▶ [WHAT IS NEEDED]: Select and copy out every line in the records containing "into".

┌─ MATERIAL FOR THE TASK

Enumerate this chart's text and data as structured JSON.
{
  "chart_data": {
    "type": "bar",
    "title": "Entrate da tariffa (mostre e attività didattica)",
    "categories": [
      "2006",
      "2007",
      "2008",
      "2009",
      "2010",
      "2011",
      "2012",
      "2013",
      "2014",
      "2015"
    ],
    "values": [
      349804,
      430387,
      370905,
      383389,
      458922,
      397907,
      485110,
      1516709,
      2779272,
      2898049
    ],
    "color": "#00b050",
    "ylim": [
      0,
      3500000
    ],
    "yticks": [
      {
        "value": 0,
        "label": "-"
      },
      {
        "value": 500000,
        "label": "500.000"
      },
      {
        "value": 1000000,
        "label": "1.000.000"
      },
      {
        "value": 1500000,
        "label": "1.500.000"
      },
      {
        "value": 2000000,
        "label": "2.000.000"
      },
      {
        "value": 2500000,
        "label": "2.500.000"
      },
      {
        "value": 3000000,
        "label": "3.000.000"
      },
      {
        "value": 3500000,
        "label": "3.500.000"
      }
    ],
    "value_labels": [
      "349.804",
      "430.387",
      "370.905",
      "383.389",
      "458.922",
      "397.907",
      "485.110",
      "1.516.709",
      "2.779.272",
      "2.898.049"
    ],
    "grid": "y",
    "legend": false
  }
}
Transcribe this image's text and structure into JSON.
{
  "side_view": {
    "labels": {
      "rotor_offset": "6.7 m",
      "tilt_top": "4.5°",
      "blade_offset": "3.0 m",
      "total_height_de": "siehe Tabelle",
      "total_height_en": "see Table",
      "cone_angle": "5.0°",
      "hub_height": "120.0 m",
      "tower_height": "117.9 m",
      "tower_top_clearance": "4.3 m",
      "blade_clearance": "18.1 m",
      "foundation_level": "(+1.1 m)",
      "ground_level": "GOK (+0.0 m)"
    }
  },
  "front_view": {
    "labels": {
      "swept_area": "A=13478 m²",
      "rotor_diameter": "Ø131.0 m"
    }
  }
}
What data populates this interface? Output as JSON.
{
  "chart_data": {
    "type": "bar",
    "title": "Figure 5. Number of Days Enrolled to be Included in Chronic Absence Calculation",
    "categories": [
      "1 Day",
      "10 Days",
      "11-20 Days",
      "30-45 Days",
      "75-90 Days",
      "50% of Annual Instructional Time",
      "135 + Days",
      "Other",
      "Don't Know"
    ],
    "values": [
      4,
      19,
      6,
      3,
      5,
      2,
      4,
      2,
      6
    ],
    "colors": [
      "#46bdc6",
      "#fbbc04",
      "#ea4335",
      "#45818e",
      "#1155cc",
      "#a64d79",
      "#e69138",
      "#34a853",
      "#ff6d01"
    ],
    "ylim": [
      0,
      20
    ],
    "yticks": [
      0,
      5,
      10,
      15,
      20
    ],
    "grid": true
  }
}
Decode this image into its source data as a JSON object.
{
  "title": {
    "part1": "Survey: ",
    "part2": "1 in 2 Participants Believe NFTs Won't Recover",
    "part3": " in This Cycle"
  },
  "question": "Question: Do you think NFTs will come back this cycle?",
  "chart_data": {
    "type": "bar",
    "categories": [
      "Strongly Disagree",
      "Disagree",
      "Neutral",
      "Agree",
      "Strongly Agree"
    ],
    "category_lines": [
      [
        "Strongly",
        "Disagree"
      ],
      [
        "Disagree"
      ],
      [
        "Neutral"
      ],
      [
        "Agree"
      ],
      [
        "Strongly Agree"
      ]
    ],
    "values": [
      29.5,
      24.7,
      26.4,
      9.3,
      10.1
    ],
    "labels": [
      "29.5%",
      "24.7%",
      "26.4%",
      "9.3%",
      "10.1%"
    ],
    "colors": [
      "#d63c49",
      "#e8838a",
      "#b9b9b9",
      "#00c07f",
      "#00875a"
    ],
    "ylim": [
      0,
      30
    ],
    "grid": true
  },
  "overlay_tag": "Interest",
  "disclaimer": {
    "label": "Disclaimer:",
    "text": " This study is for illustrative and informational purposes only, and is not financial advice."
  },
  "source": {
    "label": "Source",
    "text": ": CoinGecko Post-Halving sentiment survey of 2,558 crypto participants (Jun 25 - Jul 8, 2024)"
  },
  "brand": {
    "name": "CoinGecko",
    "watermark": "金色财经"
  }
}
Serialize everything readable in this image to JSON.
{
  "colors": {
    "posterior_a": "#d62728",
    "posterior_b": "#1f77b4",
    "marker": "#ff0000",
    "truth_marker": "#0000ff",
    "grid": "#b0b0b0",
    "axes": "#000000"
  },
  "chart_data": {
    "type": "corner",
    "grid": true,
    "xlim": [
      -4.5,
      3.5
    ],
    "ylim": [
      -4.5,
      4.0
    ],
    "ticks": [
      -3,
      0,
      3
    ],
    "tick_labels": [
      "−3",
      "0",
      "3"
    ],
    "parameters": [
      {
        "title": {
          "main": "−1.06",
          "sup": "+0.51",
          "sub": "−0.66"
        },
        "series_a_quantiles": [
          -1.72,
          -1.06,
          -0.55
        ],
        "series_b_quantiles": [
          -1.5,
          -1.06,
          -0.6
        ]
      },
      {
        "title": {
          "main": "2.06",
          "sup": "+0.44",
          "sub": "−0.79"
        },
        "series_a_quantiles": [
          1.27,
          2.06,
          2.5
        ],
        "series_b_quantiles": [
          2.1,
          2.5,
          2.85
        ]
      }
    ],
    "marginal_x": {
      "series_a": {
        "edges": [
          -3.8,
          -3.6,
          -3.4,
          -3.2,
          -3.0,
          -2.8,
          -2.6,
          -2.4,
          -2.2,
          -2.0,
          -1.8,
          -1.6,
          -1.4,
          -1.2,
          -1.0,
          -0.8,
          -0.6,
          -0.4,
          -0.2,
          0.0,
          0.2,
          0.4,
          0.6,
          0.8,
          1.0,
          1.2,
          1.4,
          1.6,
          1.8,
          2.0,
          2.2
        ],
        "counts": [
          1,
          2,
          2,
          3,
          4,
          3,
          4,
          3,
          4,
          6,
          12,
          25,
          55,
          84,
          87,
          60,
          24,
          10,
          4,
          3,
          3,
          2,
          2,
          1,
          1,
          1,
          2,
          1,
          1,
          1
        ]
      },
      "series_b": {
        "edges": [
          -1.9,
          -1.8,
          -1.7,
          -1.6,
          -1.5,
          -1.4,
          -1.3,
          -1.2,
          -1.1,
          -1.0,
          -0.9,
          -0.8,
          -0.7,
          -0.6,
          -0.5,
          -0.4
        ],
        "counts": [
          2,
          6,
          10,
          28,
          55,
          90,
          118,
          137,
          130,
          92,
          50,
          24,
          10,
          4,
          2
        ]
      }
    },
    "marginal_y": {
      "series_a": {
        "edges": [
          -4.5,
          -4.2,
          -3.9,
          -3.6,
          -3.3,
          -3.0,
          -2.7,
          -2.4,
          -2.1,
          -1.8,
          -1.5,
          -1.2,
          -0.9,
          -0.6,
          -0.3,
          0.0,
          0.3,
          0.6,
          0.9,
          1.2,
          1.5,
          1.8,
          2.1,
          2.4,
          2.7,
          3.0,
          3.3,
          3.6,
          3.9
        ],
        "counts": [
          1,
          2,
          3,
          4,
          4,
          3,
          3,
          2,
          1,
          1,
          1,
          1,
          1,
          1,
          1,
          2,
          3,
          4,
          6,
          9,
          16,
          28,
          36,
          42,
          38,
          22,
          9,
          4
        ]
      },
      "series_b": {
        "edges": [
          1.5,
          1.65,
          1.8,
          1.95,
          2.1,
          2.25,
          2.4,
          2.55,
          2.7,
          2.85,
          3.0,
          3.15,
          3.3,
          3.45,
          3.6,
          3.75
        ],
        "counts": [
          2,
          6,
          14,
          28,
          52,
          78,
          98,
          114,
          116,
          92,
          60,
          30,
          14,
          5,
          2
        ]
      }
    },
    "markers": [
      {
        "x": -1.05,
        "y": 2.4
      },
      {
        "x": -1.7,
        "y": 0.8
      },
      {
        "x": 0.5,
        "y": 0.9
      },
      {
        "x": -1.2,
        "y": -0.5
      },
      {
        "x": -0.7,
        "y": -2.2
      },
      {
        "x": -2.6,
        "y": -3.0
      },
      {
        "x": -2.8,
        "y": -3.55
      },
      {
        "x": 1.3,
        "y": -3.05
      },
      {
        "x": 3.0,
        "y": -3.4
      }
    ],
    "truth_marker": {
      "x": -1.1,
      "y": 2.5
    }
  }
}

└─

▶ [THE SOLUTION]:
Transcribe this image's text and structure into JSON.
Decode this image into its source data as a JSON object.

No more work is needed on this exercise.